:: PROBLEM STATEMENT ::
Copy each line of the data below exactly, leaving out pictures.

:: MATERIAL SHOWN ::

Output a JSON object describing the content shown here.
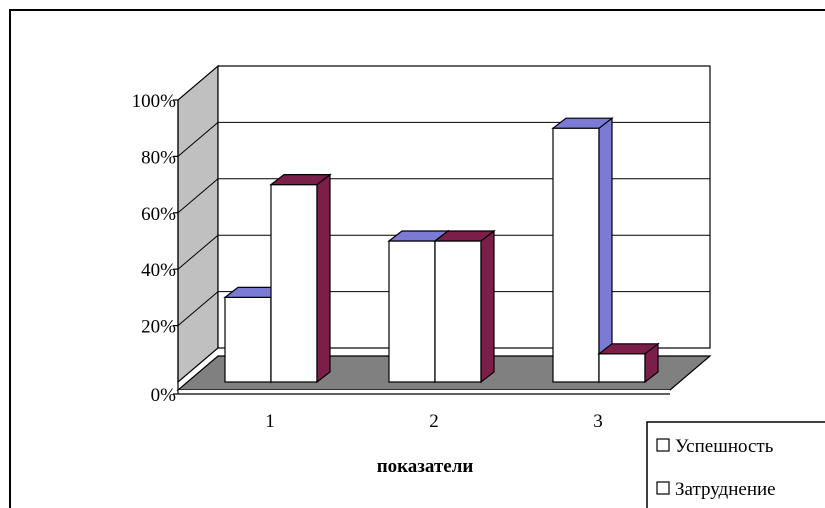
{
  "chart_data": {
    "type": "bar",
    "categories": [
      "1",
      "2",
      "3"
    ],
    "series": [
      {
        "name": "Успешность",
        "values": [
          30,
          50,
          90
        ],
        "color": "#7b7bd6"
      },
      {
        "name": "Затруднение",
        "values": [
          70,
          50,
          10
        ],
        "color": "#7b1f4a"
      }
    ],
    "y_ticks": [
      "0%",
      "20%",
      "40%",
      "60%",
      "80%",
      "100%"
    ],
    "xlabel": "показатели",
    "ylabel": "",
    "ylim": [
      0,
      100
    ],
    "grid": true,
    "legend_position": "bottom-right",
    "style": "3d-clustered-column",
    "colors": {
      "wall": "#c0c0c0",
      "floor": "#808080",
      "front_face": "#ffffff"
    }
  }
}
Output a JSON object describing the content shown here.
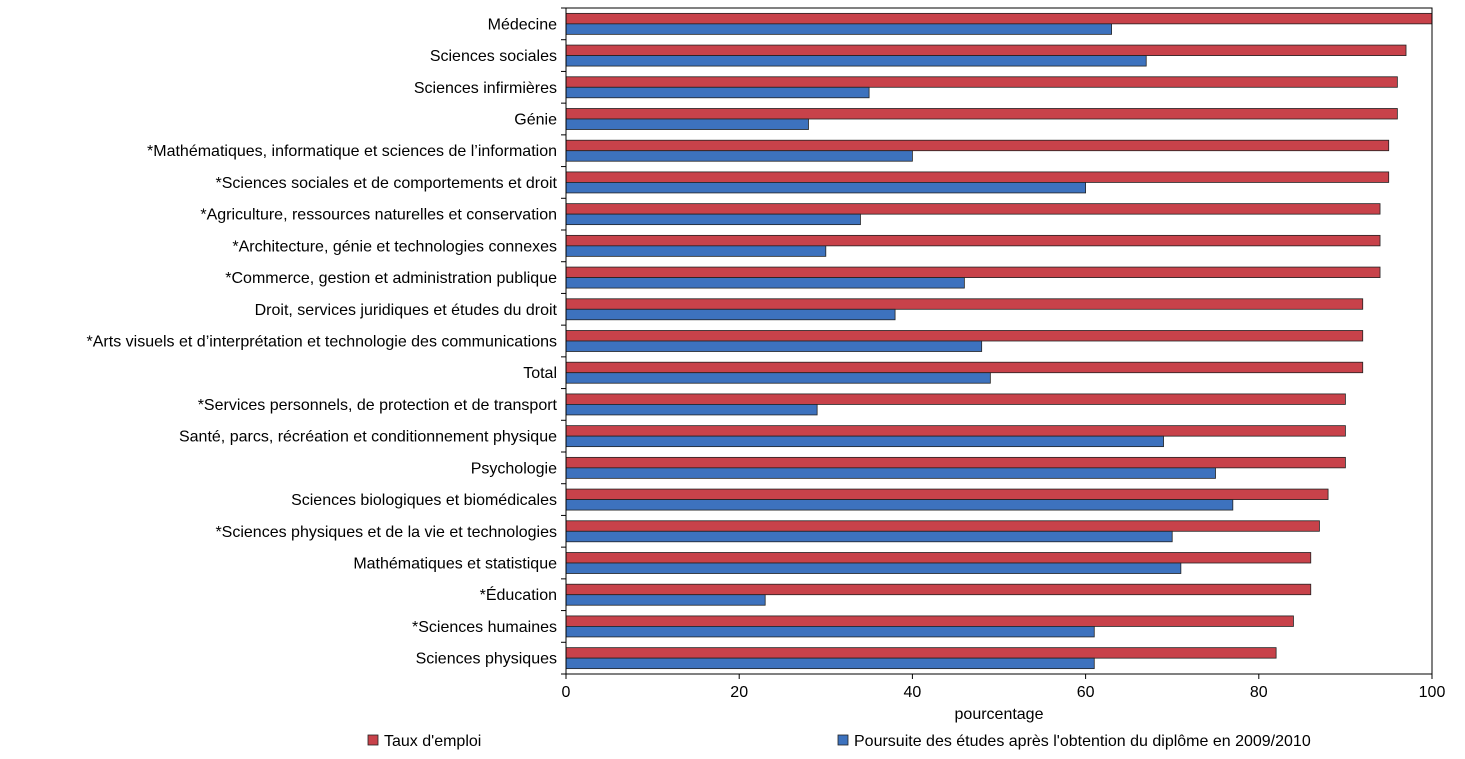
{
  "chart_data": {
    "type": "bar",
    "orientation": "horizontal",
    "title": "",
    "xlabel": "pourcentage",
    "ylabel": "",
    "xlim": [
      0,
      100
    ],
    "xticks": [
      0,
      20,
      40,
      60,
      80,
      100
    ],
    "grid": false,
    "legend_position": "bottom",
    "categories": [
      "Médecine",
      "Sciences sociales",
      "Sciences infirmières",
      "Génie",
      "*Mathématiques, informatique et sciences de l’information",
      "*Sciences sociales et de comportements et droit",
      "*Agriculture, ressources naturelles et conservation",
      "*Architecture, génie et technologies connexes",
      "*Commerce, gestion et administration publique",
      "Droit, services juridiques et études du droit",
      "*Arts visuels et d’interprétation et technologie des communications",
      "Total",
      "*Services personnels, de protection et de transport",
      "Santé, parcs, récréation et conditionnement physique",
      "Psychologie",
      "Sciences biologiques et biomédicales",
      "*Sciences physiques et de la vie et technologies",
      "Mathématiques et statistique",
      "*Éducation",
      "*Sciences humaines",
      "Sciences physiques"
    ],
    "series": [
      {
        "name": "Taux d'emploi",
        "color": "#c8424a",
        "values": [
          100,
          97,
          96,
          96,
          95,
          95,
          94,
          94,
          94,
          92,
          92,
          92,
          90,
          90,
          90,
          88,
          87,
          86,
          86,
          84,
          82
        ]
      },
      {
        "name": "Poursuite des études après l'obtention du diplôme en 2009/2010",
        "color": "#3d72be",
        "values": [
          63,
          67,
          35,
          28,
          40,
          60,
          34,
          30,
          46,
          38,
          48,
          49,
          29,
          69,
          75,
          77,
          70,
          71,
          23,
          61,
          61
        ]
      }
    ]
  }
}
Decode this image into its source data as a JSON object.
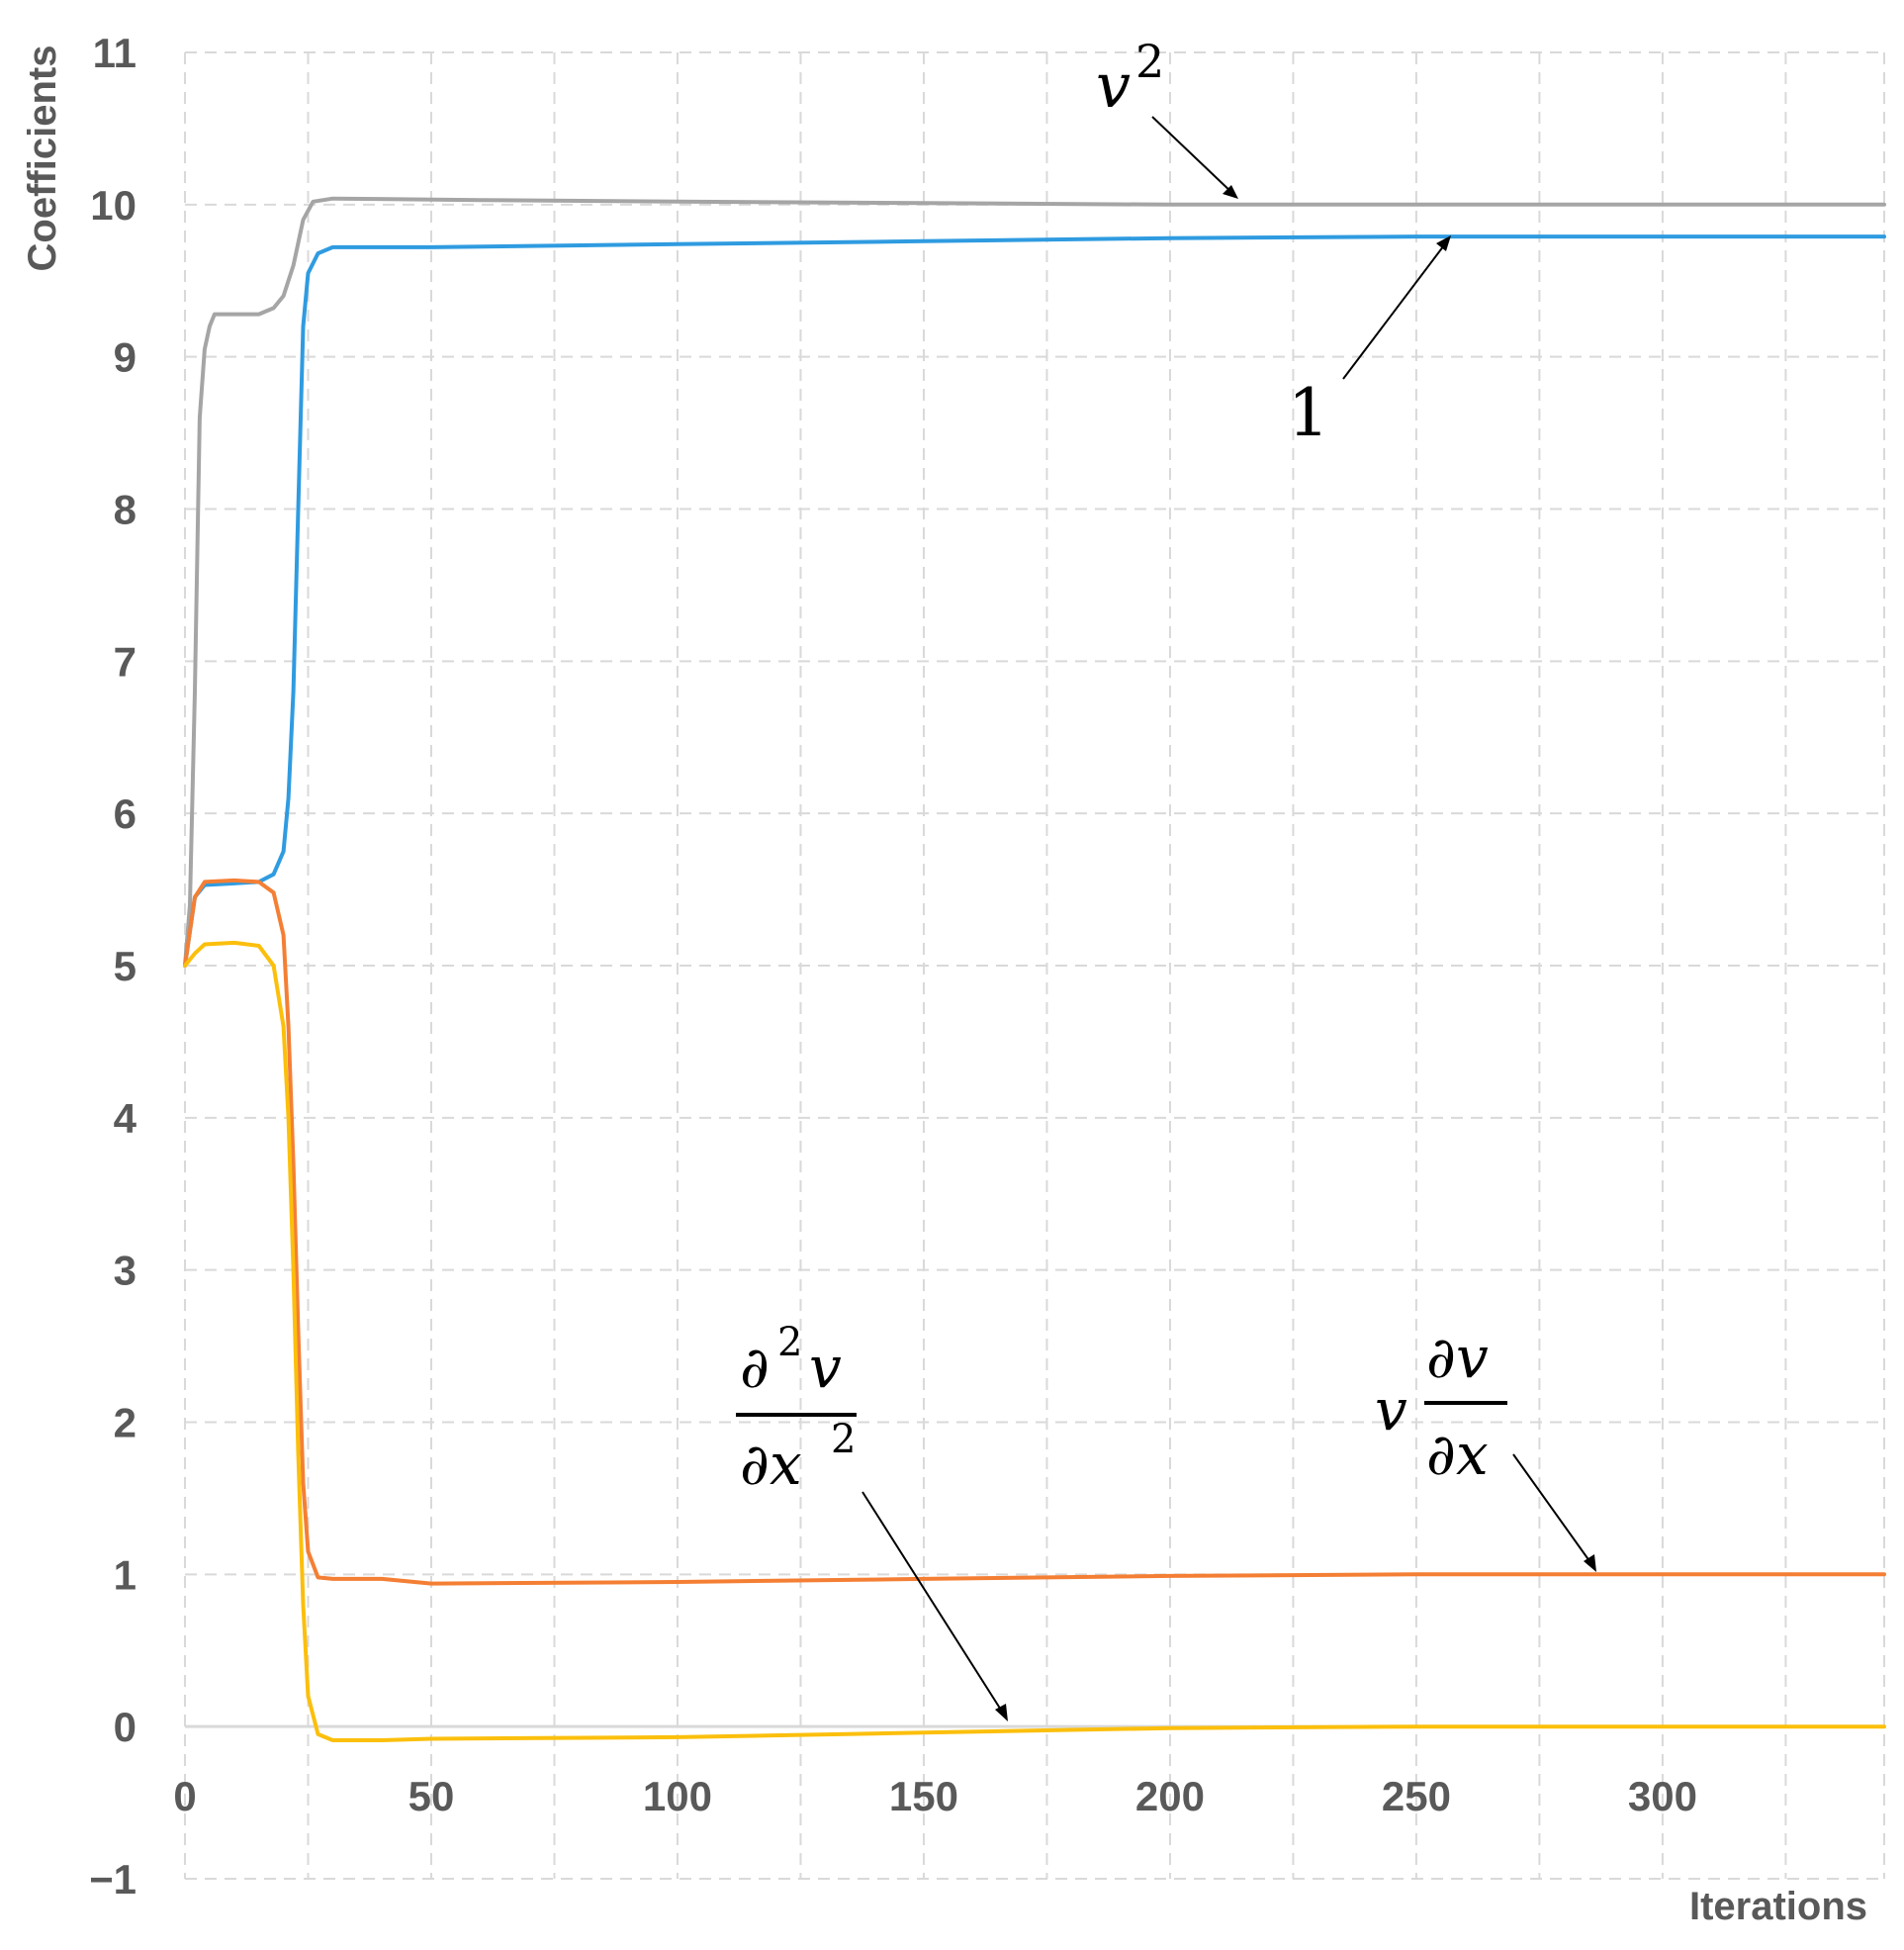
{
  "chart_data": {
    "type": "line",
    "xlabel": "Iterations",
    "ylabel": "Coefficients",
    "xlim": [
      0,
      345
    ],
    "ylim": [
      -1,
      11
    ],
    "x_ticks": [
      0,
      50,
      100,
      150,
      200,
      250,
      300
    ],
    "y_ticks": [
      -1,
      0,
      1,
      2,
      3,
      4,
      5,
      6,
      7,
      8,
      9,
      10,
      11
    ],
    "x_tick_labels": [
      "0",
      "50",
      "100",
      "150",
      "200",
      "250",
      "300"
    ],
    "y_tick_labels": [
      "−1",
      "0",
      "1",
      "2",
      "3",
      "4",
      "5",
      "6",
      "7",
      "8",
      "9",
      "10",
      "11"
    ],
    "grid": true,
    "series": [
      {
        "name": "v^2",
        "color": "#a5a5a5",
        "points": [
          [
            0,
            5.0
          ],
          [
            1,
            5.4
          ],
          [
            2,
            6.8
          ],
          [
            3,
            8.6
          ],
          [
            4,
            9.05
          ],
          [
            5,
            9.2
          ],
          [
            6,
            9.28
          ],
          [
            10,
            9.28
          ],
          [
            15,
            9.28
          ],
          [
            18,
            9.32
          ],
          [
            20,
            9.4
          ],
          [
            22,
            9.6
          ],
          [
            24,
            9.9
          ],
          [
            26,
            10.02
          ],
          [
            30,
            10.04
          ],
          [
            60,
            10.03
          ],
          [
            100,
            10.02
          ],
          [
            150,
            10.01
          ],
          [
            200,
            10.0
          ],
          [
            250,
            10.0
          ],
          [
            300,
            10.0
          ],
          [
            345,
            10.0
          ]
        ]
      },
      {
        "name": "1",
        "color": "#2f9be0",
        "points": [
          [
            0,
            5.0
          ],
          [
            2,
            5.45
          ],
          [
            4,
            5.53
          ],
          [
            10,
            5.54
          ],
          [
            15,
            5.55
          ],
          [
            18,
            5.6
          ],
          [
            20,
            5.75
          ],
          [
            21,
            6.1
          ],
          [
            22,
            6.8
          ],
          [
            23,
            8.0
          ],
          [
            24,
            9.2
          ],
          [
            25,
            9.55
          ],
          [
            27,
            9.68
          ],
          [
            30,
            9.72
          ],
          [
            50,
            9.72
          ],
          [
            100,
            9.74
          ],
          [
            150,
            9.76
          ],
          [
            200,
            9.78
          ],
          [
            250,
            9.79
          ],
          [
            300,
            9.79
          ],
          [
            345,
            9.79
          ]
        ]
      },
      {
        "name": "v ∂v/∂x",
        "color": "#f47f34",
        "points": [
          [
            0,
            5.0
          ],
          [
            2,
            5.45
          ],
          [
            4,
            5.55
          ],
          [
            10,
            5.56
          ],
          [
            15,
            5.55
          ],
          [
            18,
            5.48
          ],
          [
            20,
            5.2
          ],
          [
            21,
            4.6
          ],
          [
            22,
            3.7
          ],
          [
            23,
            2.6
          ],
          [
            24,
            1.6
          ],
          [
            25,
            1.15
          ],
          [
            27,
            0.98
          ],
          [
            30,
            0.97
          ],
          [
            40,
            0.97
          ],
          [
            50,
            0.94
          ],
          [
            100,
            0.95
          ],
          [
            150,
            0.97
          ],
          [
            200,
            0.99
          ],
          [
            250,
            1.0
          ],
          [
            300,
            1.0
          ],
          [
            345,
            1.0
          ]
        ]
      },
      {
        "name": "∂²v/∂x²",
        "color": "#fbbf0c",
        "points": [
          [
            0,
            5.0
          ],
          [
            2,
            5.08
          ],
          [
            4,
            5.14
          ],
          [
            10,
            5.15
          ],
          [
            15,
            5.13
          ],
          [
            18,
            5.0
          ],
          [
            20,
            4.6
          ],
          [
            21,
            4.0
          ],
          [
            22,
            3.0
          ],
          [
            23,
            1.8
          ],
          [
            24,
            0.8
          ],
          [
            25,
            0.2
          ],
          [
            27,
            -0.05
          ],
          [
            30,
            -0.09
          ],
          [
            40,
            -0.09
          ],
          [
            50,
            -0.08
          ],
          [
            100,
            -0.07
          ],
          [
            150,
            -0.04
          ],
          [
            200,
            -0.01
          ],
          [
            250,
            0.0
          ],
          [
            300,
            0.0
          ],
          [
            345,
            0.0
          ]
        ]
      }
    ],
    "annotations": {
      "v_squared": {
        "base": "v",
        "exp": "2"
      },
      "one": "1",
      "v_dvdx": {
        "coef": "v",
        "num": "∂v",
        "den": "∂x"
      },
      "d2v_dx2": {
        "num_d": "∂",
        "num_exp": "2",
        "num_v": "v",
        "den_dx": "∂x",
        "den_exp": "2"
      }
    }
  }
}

:: FINISHED ANSWER ::
Output a JSON object describing the content shown here.
{
  "chart_data": {
    "type": "bar",
    "categories": [
      "1",
      "2",
      "3"
    ],
    "series": [
      {
        "name": "Успешность",
        "values": [
          30,
          50,
          90
        ],
        "color": "#7b7bd6"
      },
      {
        "name": "Затруднение",
        "values": [
          70,
          50,
          10
        ],
        "color": "#7b1f4a"
      }
    ],
    "y_ticks": [
      "0%",
      "20%",
      "40%",
      "60%",
      "80%",
      "100%"
    ],
    "xlabel": "показатели",
    "ylabel": "",
    "ylim": [
      0,
      100
    ],
    "grid": true,
    "legend_position": "bottom-right",
    "style": "3d-clustered-column",
    "colors": {
      "wall": "#c0c0c0",
      "floor": "#808080",
      "front_face": "#ffffff"
    }
  }
}
Output a JSON object describing the content shown here.
{
  "chart_data": {
    "type": "bar",
    "orientation": "horizontal",
    "title": "",
    "xlabel": "pourcentage",
    "ylabel": "",
    "xlim": [
      0,
      100
    ],
    "xticks": [
      0,
      20,
      40,
      60,
      80,
      100
    ],
    "grid": false,
    "legend_position": "bottom",
    "categories": [
      "Médecine",
      "Sciences sociales",
      "Sciences infirmières",
      "Génie",
      "*Mathématiques, informatique et sciences de l’information",
      "*Sciences sociales et de comportements et droit",
      "*Agriculture, ressources naturelles et conservation",
      "*Architecture, génie et technologies connexes",
      "*Commerce, gestion et administration publique",
      "Droit, services juridiques et études du droit",
      "*Arts visuels et d’interprétation et technologie des communications",
      "Total",
      "*Services personnels, de protection et de transport",
      "Santé, parcs, récréation et conditionnement physique",
      "Psychologie",
      "Sciences biologiques et biomédicales",
      "*Sciences physiques et de la vie et technologies",
      "Mathématiques et statistique",
      "*Éducation",
      "*Sciences humaines",
      "Sciences physiques"
    ],
    "series": [
      {
        "name": "Taux d'emploi",
        "color": "#c8424a",
        "values": [
          100,
          97,
          96,
          96,
          95,
          95,
          94,
          94,
          94,
          92,
          92,
          92,
          90,
          90,
          90,
          88,
          87,
          86,
          86,
          84,
          82
        ]
      },
      {
        "name": "Poursuite des études après l'obtention du diplôme en 2009/2010",
        "color": "#3d72be",
        "values": [
          63,
          67,
          35,
          28,
          40,
          60,
          34,
          30,
          46,
          38,
          48,
          49,
          29,
          69,
          75,
          77,
          70,
          71,
          23,
          61,
          61
        ]
      }
    ]
  }
}
Decode this image into its source data as a JSON object.
{
  "chart_data": {
    "type": "line",
    "xlabel": "Iterations",
    "ylabel": "Coefficients",
    "xlim": [
      0,
      345
    ],
    "ylim": [
      -1,
      11
    ],
    "x_ticks": [
      0,
      50,
      100,
      150,
      200,
      250,
      300
    ],
    "y_ticks": [
      -1,
      0,
      1,
      2,
      3,
      4,
      5,
      6,
      7,
      8,
      9,
      10,
      11
    ],
    "x_tick_labels": [
      "0",
      "50",
      "100",
      "150",
      "200",
      "250",
      "300"
    ],
    "y_tick_labels": [
      "−1",
      "0",
      "1",
      "2",
      "3",
      "4",
      "5",
      "6",
      "7",
      "8",
      "9",
      "10",
      "11"
    ],
    "grid": true,
    "series": [
      {
        "name": "v^2",
        "color": "#a5a5a5",
        "points": [
          [
            0,
            5.0
          ],
          [
            1,
            5.4
          ],
          [
            2,
            6.8
          ],
          [
            3,
            8.6
          ],
          [
            4,
            9.05
          ],
          [
            5,
            9.2
          ],
          [
            6,
            9.28
          ],
          [
            10,
            9.28
          ],
          [
            15,
            9.28
          ],
          [
            18,
            9.32
          ],
          [
            20,
            9.4
          ],
          [
            22,
            9.6
          ],
          [
            24,
            9.9
          ],
          [
            26,
            10.02
          ],
          [
            30,
            10.04
          ],
          [
            60,
            10.03
          ],
          [
            100,
            10.02
          ],
          [
            150,
            10.01
          ],
          [
            200,
            10.0
          ],
          [
            250,
            10.0
          ],
          [
            300,
            10.0
          ],
          [
            345,
            10.0
          ]
        ]
      },
      {
        "name": "1",
        "color": "#2f9be0",
        "points": [
          [
            0,
            5.0
          ],
          [
            2,
            5.45
          ],
          [
            4,
            5.53
          ],
          [
            10,
            5.54
          ],
          [
            15,
            5.55
          ],
          [
            18,
            5.6
          ],
          [
            20,
            5.75
          ],
          [
            21,
            6.1
          ],
          [
            22,
            6.8
          ],
          [
            23,
            8.0
          ],
          [
            24,
            9.2
          ],
          [
            25,
            9.55
          ],
          [
            27,
            9.68
          ],
          [
            30,
            9.72
          ],
          [
            50,
            9.72
          ],
          [
            100,
            9.74
          ],
          [
            150,
            9.76
          ],
          [
            200,
            9.78
          ],
          [
            250,
            9.79
          ],
          [
            300,
            9.79
          ],
          [
            345,
            9.79
          ]
        ]
      },
      {
        "name": "v ∂v/∂x",
        "color": "#f47f34",
        "points": [
          [
            0,
            5.0
          ],
          [
            2,
            5.45
          ],
          [
            4,
            5.55
          ],
          [
            10,
            5.56
          ],
          [
            15,
            5.55
          ],
          [
            18,
            5.48
          ],
          [
            20,
            5.2
          ],
          [
            21,
            4.6
          ],
          [
            22,
            3.7
          ],
          [
            23,
            2.6
          ],
          [
            24,
            1.6
          ],
          [
            25,
            1.15
          ],
          [
            27,
            0.98
          ],
          [
            30,
            0.97
          ],
          [
            40,
            0.97
          ],
          [
            50,
            0.94
          ],
          [
            100,
            0.95
          ],
          [
            150,
            0.97
          ],
          [
            200,
            0.99
          ],
          [
            250,
            1.0
          ],
          [
            300,
            1.0
          ],
          [
            345,
            1.0
          ]
        ]
      },
      {
        "name": "∂²v/∂x²",
        "color": "#fbbf0c",
        "points": [
          [
            0,
            5.0
          ],
          [
            2,
            5.08
          ],
          [
            4,
            5.14
          ],
          [
            10,
            5.15
          ],
          [
            15,
            5.13
          ],
          [
            18,
            5.0
          ],
          [
            20,
            4.6
          ],
          [
            21,
            4.0
          ],
          [
            22,
            3.0
          ],
          [
            23,
            1.8
          ],
          [
            24,
            0.8
          ],
          [
            25,
            0.2
          ],
          [
            27,
            -0.05
          ],
          [
            30,
            -0.09
          ],
          [
            40,
            -0.09
          ],
          [
            50,
            -0.08
          ],
          [
            100,
            -0.07
          ],
          [
            150,
            -0.04
          ],
          [
            200,
            -0.01
          ],
          [
            250,
            0.0
          ],
          [
            300,
            0.0
          ],
          [
            345,
            0.0
          ]
        ]
      }
    ],
    "annotations": {
      "v_squared": {
        "base": "v",
        "exp": "2"
      },
      "one": "1",
      "v_dvdx": {
        "coef": "v",
        "num": "∂v",
        "den": "∂x"
      },
      "d2v_dx2": {
        "num_d": "∂",
        "num_exp": "2",
        "num_v": "v",
        "den_dx": "∂x",
        "den_exp": "2"
      }
    }
  }
}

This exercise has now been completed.